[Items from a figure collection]

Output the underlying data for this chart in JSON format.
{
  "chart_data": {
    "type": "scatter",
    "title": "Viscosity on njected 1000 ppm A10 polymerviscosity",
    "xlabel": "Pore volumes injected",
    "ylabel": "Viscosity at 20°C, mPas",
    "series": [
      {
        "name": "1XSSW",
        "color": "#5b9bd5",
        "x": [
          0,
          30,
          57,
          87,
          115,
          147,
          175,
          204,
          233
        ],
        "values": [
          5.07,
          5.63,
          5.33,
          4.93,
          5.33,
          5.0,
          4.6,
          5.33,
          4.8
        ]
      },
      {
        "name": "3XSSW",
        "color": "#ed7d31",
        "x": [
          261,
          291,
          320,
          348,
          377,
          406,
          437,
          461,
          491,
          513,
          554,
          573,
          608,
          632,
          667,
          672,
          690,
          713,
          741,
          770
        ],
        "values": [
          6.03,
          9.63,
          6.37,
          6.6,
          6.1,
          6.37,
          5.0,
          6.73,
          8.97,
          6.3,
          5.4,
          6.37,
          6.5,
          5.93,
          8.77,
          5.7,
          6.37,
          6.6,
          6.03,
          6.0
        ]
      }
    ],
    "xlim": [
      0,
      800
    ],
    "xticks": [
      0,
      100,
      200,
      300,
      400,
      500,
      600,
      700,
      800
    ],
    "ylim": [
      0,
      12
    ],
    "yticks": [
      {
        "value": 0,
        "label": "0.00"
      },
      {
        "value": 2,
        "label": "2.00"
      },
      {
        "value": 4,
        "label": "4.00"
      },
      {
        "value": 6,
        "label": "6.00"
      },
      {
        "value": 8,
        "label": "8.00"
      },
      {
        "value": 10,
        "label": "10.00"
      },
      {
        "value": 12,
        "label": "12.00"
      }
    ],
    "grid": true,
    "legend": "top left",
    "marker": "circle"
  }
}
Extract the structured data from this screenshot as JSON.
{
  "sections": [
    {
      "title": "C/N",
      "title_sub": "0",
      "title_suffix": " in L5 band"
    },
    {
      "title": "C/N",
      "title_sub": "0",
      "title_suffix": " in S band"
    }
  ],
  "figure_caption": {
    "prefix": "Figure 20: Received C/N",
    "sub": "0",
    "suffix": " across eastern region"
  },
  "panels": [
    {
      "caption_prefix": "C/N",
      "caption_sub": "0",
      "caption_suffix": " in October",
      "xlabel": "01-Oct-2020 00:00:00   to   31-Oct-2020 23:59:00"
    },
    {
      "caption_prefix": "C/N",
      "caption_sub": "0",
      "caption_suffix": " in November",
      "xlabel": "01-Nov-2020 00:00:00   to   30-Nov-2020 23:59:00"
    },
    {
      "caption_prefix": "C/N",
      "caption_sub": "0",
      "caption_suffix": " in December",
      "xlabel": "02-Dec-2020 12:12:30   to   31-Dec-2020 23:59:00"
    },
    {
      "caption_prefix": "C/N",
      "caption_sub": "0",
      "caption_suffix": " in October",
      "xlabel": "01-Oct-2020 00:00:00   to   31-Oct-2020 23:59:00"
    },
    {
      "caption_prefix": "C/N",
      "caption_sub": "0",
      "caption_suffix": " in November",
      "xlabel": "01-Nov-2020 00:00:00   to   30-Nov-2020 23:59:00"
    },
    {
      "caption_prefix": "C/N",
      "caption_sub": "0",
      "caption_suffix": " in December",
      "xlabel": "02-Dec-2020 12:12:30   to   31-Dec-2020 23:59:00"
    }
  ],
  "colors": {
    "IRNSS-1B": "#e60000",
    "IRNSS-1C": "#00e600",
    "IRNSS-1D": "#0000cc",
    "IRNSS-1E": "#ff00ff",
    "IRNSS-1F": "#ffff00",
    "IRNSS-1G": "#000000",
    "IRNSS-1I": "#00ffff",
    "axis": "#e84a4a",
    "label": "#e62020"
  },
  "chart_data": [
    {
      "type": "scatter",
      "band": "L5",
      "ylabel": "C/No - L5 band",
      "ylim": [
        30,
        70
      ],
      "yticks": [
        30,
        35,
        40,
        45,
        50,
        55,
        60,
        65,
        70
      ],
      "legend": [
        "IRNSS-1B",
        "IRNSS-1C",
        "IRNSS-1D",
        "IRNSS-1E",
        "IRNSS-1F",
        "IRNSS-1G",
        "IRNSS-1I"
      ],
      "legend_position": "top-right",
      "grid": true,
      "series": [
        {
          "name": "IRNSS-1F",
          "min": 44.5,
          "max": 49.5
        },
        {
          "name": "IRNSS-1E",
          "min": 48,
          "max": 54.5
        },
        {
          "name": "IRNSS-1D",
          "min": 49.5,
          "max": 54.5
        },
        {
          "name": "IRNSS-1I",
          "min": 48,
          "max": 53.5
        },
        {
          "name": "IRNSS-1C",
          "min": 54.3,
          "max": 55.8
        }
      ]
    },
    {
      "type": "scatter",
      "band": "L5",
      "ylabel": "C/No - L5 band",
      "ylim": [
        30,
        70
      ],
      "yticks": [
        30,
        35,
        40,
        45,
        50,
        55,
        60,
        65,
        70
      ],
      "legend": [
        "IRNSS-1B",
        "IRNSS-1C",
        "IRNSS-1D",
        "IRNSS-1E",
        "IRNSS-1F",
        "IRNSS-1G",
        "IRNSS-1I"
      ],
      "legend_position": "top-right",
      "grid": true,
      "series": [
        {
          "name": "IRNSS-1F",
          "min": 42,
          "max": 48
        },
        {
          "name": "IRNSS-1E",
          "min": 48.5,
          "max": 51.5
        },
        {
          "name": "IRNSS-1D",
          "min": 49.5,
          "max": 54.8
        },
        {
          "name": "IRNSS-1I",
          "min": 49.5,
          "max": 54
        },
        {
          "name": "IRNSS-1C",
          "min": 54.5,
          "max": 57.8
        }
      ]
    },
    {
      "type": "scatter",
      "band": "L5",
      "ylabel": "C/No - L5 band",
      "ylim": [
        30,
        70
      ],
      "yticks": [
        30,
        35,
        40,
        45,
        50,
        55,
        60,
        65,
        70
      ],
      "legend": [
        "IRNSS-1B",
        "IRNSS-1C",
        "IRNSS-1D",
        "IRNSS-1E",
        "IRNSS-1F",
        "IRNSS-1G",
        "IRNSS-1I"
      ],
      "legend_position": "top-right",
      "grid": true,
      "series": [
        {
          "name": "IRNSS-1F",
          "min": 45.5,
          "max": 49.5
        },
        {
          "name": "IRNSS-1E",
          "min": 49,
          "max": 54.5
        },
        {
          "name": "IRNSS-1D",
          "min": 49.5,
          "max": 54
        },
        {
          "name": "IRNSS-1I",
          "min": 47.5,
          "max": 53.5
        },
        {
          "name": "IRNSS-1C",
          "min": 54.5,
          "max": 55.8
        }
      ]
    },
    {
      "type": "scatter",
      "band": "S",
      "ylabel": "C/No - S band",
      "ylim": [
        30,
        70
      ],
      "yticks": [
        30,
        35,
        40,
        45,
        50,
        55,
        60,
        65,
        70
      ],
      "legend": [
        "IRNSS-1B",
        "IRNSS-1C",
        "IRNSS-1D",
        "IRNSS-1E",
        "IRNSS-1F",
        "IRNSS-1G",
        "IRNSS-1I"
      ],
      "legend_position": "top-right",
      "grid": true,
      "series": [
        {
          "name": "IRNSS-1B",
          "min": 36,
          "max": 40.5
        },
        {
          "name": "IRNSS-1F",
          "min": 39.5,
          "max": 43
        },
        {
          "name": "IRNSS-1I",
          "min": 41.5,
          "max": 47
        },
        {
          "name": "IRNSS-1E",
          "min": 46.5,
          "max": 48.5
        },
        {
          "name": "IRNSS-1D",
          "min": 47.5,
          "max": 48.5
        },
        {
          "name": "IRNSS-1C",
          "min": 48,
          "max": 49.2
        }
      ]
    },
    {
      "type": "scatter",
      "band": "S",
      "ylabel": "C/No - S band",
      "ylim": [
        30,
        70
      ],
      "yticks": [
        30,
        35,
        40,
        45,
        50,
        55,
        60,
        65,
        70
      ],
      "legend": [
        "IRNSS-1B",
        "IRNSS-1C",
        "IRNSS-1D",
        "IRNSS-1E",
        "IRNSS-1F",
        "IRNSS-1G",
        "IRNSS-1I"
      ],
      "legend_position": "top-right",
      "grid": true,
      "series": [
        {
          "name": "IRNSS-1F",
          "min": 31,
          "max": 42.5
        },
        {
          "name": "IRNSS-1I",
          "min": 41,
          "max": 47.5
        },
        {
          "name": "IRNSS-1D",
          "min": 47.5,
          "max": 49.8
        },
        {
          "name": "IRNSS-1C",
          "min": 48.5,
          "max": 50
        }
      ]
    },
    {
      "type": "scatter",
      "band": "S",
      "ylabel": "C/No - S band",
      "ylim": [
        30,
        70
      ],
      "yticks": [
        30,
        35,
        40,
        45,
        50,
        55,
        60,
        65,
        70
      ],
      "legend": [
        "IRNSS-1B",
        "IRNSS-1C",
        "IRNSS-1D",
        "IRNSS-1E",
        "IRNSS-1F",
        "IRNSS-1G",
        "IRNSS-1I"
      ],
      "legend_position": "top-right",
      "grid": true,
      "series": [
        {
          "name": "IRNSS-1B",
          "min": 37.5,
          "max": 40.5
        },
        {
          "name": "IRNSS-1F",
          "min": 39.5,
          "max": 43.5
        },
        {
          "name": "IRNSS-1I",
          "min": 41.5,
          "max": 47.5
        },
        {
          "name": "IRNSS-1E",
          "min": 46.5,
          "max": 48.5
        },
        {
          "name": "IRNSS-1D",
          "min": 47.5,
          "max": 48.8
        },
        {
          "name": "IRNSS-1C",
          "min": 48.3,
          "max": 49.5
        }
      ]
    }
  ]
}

* [PROBLEM DETAILS]
Report only the number of lines that hold the string "Viscosity" in this listing.

* [FINISHED TASK]
2